Goal: From the entries below, copy every line that holds the word "usually".

Records contained in a dataset:
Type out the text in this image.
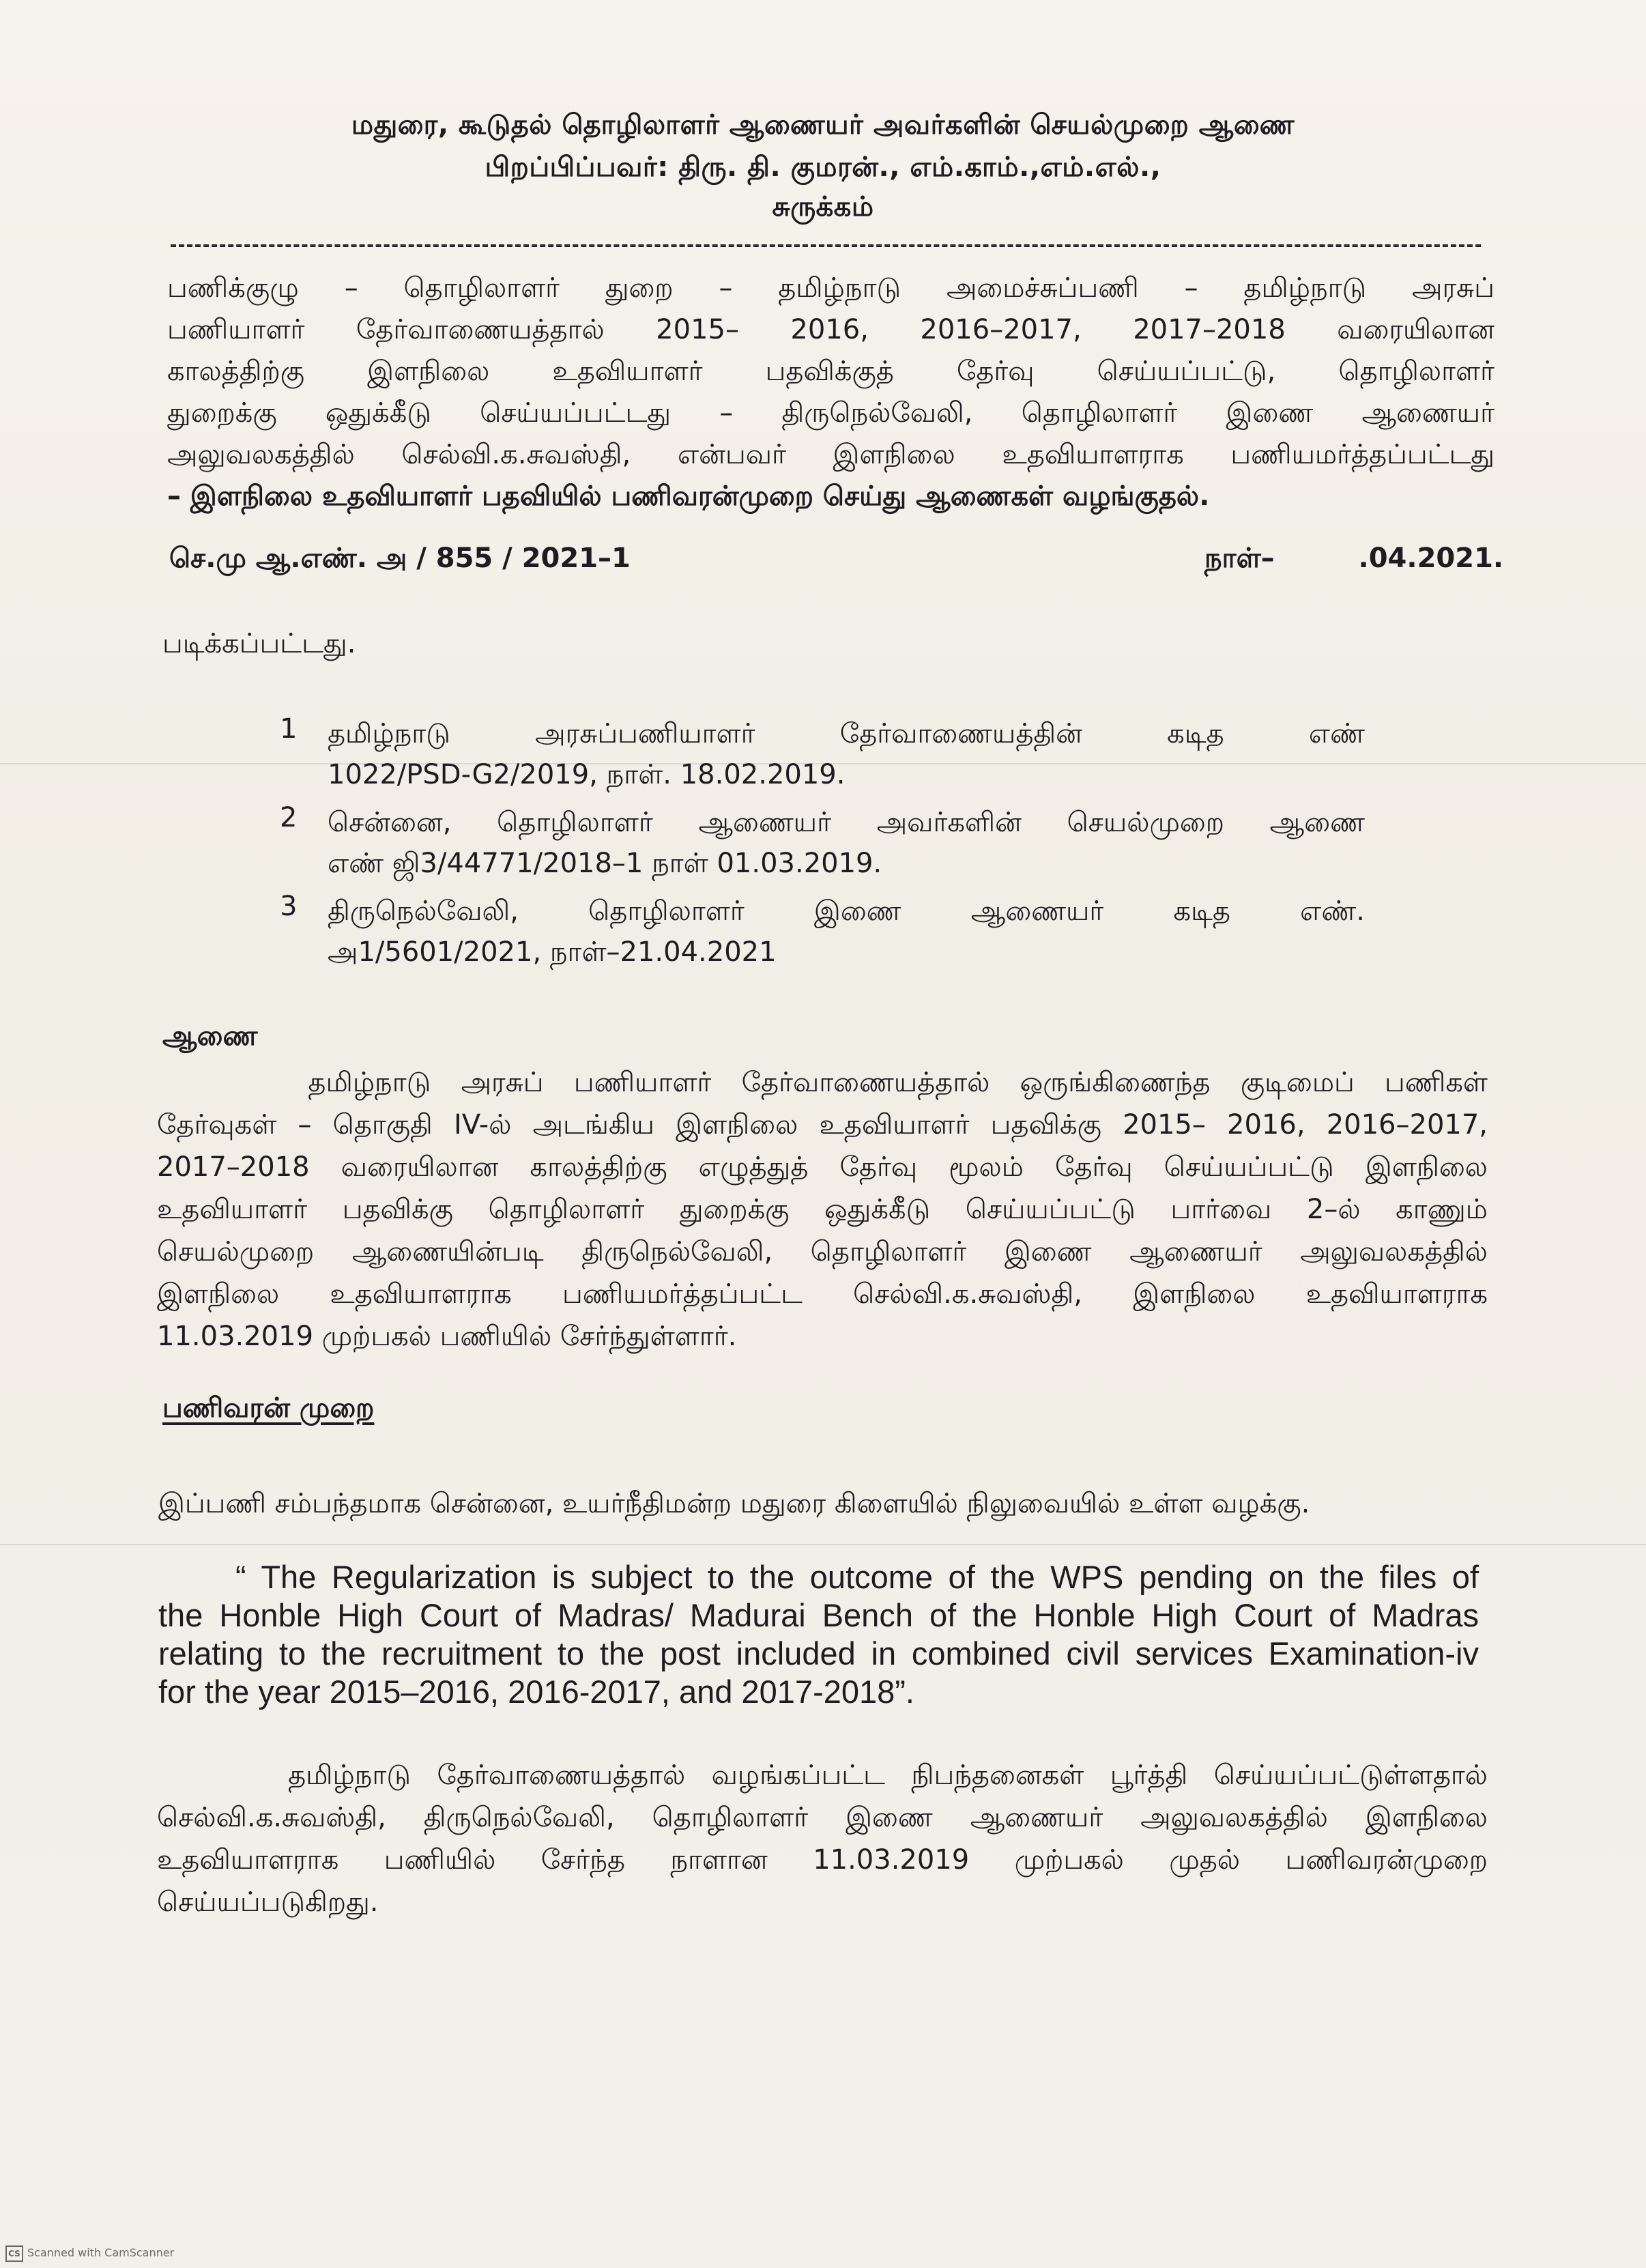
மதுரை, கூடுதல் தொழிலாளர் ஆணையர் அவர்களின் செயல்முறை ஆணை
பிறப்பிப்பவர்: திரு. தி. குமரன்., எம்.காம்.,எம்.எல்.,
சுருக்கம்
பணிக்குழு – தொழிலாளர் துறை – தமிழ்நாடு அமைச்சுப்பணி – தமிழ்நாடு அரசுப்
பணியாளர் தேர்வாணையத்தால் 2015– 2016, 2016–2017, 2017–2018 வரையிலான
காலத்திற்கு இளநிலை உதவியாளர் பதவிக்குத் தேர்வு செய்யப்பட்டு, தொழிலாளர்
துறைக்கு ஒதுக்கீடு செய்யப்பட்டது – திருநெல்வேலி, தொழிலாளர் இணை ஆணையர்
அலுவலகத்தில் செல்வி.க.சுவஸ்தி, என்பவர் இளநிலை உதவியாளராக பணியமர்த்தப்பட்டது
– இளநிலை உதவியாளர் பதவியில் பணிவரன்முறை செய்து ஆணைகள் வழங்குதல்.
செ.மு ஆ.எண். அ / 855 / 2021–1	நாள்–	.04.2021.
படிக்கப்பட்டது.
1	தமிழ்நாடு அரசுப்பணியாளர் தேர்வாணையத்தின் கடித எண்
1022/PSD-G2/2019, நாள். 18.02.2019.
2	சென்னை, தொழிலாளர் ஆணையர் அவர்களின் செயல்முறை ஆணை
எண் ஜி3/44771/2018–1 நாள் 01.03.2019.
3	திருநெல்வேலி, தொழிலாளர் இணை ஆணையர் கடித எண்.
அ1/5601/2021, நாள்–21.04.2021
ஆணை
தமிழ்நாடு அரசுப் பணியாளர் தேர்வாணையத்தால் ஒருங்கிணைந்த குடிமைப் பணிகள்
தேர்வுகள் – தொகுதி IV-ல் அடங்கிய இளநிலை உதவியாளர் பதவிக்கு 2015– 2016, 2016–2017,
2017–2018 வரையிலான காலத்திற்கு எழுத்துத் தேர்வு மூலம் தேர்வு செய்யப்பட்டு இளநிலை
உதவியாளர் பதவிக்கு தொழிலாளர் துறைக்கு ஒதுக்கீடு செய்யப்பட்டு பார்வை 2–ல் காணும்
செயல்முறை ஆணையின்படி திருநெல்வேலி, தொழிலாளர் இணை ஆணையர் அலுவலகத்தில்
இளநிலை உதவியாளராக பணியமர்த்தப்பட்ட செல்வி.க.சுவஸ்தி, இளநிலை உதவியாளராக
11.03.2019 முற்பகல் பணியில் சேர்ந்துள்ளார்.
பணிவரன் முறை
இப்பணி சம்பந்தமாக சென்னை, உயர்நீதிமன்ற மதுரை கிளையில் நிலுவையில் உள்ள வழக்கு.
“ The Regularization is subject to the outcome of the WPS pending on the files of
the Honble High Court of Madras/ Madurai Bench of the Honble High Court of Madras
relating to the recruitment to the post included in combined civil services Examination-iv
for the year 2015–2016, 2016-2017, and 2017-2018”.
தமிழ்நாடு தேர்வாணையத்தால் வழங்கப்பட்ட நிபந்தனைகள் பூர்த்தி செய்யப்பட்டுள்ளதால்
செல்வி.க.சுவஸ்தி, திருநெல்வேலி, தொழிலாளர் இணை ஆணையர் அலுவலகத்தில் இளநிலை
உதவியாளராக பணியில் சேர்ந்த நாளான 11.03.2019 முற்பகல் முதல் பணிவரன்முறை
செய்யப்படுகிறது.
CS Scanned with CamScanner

---

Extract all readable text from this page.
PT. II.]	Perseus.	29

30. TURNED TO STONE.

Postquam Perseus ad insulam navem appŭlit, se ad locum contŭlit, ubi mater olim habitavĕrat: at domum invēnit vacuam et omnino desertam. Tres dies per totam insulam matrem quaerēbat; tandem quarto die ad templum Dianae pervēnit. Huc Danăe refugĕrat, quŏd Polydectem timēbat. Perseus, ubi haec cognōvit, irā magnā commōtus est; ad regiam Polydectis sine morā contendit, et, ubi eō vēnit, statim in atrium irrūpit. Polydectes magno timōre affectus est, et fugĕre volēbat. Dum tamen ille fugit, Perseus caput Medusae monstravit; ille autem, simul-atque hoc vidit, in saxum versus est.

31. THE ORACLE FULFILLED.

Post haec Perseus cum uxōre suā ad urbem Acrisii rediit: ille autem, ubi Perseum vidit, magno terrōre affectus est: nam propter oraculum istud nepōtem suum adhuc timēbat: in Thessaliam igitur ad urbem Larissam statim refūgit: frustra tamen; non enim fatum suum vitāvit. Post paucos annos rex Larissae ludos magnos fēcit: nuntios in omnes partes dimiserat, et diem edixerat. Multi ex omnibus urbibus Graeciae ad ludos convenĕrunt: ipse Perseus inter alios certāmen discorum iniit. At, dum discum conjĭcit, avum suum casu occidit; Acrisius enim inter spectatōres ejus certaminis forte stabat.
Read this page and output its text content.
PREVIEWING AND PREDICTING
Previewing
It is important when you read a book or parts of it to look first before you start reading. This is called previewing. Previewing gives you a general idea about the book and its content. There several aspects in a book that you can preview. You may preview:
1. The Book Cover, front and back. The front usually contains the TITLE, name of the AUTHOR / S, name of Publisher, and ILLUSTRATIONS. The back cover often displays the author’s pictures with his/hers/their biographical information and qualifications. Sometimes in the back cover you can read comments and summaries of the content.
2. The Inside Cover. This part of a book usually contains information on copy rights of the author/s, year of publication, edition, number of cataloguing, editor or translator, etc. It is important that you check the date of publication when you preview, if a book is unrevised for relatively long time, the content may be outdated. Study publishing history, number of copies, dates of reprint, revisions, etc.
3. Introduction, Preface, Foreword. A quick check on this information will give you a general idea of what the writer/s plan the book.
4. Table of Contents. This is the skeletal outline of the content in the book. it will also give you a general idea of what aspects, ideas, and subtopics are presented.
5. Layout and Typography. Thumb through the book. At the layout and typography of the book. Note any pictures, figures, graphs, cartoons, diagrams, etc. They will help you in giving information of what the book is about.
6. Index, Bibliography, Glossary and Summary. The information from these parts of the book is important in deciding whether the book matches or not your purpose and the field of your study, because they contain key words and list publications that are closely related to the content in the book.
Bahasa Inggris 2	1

--

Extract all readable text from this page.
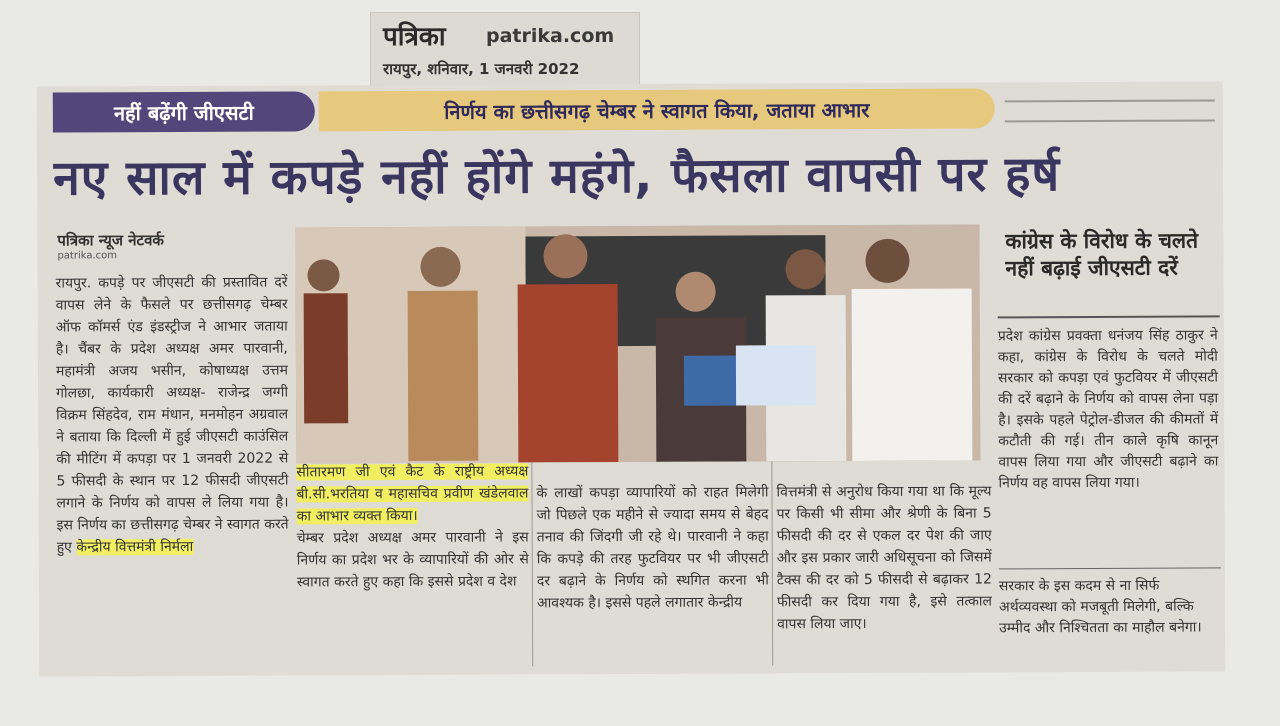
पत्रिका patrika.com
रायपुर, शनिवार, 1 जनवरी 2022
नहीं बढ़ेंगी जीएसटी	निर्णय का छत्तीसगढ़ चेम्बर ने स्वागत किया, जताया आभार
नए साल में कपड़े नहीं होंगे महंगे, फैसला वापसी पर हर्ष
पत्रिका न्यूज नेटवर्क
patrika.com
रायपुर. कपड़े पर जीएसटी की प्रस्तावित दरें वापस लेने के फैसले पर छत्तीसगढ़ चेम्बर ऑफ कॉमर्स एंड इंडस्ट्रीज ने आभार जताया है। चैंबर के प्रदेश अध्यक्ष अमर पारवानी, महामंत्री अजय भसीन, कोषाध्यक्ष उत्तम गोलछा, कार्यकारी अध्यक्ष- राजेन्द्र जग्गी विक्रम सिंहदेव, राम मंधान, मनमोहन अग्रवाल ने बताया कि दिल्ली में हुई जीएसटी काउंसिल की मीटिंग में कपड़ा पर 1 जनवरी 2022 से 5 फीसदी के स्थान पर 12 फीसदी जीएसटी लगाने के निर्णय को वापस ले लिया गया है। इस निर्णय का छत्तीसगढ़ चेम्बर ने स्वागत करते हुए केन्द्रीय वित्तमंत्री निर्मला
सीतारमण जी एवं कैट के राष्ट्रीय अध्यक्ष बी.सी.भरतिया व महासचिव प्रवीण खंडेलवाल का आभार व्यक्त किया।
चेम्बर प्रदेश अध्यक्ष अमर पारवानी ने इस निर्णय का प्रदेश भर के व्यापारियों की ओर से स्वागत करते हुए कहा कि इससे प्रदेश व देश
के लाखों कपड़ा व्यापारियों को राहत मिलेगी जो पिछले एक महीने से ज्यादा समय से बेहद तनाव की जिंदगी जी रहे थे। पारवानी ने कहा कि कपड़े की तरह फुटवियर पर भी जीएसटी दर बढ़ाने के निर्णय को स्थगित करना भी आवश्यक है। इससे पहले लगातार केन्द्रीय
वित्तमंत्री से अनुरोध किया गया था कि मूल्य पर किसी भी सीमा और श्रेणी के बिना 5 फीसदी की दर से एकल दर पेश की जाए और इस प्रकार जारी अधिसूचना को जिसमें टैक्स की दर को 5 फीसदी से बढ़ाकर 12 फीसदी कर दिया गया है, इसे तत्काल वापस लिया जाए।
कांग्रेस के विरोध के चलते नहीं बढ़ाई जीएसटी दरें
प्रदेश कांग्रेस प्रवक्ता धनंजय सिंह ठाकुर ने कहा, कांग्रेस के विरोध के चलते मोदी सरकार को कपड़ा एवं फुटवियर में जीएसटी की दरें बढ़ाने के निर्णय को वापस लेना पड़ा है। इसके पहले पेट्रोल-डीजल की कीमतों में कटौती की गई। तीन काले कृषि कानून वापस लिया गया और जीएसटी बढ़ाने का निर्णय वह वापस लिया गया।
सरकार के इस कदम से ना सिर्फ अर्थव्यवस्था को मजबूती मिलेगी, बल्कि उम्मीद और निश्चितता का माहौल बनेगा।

Reply to the exercise:
1. The Book Cover, front and back. The front usually contains the TITLE, name of the AUTHOR / S, name of Publisher, and ILLUSTRATIONS. The back cover often displays the author’s pictures with his/hers/their biographical information and qualifications. Sometimes in the back cover you can read comments and summaries of the content.
2. The Inside Cover. This part of a book usually contains information on copy rights of the author/s, year of publication, edition, number of cataloguing, editor or translator, etc. It is important that you check the date of publication when you preview, if a book is unrevised for relatively long time, the content may be outdated. Study publishing history, number of copies, dates of reprint, revisions, etc.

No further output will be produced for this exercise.